Task goal:
Say how many lines in the records contain "käsittelyssä". The reply must consist of the number alone.

Dataset extract:
++++++++

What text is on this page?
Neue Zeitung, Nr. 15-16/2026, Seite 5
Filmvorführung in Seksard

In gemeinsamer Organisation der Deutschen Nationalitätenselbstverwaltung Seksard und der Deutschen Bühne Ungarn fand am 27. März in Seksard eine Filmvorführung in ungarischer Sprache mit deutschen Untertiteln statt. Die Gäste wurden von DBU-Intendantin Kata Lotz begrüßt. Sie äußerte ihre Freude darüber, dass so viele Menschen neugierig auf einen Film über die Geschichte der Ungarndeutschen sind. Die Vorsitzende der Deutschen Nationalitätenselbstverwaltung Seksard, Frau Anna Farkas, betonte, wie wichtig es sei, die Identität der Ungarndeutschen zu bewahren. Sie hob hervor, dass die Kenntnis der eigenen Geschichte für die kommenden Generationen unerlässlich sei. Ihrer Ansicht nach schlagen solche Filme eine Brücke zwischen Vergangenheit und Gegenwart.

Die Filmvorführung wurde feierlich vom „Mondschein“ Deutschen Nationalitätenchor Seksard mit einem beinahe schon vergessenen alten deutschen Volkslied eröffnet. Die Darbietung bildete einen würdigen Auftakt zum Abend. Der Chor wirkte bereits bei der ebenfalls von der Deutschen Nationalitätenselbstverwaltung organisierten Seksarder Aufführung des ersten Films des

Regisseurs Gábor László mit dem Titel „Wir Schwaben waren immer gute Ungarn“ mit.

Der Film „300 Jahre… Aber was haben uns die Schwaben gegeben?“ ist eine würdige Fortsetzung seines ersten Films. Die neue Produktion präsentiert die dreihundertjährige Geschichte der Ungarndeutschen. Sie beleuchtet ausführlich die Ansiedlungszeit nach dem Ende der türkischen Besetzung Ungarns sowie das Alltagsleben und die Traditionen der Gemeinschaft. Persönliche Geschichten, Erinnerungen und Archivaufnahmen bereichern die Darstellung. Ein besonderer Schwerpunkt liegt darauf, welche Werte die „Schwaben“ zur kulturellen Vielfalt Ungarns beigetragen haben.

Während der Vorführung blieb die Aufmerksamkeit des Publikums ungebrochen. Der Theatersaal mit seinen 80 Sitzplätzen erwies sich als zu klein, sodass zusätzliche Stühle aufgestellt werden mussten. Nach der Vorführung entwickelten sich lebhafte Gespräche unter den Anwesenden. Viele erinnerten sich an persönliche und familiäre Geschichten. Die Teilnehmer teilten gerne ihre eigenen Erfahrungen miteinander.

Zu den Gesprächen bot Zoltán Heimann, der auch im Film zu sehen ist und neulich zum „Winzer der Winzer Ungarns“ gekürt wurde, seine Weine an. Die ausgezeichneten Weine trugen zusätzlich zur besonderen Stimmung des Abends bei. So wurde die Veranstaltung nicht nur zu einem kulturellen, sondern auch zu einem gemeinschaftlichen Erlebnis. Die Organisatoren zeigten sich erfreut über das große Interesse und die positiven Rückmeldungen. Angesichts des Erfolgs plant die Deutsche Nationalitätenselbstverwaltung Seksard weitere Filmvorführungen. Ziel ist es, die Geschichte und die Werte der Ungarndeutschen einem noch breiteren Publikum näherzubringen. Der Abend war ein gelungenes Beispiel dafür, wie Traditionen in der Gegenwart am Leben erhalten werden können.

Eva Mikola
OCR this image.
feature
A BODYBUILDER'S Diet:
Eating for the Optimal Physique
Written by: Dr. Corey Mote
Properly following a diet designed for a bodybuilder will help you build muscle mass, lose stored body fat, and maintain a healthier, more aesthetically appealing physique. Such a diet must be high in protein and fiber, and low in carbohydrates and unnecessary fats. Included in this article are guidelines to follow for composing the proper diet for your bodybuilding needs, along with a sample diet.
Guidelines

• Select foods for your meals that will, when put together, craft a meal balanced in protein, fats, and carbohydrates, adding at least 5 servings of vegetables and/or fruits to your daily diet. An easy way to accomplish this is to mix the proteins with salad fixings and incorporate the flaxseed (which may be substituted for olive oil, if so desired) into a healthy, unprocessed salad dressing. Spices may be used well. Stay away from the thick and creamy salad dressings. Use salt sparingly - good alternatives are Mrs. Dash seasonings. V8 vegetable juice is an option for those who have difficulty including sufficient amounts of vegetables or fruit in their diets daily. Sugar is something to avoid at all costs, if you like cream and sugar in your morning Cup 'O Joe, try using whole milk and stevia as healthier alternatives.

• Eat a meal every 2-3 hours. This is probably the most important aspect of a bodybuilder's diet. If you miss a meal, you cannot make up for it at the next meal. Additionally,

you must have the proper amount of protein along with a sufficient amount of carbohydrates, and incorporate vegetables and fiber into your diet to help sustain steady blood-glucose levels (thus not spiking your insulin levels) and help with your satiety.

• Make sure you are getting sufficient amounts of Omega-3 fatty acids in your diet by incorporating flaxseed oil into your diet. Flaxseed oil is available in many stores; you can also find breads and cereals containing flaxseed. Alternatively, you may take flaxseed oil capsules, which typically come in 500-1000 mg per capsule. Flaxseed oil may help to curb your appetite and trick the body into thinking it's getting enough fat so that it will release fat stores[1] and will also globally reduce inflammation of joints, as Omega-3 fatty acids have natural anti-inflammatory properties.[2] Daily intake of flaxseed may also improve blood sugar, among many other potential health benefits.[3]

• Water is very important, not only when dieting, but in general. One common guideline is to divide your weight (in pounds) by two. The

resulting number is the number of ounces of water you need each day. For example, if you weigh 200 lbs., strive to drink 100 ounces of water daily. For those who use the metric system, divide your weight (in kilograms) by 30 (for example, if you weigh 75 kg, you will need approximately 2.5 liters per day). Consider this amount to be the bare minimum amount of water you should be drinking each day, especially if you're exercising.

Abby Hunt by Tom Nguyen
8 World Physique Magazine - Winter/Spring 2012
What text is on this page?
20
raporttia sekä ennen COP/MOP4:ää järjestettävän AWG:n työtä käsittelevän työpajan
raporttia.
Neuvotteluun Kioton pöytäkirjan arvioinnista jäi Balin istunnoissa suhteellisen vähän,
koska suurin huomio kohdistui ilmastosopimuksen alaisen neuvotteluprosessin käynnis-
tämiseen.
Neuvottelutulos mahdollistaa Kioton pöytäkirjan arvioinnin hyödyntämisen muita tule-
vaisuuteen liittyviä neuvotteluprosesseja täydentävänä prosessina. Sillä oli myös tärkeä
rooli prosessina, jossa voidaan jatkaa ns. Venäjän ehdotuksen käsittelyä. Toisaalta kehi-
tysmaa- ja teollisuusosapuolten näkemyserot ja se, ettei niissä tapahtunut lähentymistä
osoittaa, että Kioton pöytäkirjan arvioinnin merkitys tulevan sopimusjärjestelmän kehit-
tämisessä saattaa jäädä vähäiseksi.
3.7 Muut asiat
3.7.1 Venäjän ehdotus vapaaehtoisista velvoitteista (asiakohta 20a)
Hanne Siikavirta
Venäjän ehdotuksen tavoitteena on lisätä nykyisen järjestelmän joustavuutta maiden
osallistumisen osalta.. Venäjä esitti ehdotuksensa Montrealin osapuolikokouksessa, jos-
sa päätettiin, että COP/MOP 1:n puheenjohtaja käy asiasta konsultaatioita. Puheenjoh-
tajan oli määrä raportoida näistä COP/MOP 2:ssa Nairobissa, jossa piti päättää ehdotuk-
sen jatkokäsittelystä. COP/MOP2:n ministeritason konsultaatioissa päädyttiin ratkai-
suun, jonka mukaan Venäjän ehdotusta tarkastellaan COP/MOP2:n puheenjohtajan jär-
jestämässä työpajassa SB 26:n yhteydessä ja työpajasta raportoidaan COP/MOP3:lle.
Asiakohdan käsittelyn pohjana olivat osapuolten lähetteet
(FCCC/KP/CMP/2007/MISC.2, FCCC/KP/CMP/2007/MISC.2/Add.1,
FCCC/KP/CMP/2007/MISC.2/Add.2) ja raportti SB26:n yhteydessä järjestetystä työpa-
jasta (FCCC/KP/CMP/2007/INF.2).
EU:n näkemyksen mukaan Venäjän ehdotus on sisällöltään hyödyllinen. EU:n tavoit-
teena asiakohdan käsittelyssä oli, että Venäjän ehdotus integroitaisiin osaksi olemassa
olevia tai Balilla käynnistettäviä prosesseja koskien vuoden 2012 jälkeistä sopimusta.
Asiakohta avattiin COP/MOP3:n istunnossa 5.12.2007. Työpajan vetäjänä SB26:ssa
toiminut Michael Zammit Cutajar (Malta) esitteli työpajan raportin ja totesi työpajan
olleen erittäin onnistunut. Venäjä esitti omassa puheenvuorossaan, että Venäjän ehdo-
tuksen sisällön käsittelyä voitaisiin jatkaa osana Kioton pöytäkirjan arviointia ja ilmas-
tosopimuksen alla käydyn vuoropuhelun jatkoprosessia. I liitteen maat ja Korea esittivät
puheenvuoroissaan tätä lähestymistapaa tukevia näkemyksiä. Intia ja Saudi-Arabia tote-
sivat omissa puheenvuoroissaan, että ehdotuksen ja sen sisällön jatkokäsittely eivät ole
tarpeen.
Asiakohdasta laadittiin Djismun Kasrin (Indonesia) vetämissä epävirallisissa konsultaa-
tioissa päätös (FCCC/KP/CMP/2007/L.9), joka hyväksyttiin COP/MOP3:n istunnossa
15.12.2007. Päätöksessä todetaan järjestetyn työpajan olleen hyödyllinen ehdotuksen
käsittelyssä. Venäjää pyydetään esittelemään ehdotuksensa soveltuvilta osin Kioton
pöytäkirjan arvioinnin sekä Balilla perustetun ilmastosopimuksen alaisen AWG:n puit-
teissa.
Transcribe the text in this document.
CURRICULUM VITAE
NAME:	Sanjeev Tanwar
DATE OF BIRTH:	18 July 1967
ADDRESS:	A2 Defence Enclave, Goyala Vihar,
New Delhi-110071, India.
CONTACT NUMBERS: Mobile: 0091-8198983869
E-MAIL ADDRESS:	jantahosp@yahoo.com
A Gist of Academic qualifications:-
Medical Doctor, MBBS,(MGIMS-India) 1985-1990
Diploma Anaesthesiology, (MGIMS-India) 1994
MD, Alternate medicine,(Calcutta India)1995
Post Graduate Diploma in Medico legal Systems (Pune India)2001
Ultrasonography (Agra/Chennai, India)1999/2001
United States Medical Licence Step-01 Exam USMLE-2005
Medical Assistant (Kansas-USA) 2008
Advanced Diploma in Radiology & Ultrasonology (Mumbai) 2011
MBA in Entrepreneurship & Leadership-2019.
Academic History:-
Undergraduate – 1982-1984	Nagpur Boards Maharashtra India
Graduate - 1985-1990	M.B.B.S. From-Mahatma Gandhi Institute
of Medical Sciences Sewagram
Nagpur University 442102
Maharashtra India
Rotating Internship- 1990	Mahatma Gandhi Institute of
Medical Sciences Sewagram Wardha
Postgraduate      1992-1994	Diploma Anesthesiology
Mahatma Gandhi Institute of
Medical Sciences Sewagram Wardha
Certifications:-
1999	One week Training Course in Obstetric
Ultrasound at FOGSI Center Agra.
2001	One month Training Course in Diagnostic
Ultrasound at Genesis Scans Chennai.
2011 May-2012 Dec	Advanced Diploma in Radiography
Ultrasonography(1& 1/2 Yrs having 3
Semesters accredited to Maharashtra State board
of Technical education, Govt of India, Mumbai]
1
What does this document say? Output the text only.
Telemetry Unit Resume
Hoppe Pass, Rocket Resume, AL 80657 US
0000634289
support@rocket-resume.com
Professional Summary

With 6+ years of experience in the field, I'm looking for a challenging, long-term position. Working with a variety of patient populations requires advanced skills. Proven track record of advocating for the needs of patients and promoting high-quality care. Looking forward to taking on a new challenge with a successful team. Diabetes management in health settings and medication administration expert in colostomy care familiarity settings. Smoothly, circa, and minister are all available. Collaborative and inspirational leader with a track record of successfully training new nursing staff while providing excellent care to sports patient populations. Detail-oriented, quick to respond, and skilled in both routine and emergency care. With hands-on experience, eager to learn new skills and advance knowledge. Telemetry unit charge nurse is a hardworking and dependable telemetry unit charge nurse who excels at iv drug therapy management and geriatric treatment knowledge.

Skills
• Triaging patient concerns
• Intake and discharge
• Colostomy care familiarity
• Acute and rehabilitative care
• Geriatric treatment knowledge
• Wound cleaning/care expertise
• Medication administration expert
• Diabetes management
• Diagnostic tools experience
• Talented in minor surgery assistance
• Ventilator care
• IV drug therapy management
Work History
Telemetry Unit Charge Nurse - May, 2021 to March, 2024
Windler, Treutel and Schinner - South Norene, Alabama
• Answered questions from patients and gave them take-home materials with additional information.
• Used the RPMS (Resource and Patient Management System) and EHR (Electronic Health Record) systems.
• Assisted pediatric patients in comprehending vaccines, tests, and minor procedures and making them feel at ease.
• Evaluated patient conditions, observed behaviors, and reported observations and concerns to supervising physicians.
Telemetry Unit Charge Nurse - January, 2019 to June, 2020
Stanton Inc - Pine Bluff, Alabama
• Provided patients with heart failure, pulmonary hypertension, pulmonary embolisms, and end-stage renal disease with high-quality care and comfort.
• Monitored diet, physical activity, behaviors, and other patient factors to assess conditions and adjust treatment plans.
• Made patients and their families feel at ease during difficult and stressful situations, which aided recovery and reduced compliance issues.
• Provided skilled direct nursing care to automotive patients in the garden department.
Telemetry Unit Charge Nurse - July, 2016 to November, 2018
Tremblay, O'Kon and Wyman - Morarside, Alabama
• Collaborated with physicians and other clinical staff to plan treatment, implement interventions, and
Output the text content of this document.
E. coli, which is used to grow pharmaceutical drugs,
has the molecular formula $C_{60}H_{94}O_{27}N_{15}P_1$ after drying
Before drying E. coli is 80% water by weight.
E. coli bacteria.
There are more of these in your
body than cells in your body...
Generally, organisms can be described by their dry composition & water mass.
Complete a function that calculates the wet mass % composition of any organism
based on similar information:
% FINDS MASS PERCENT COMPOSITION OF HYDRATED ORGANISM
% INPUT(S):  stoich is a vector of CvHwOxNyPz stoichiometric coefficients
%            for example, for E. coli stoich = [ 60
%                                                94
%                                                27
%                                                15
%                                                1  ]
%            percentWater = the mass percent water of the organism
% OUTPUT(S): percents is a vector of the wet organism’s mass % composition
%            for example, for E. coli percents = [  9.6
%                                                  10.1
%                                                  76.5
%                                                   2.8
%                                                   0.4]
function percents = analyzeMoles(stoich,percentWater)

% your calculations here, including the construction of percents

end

++++++++

Response area:
2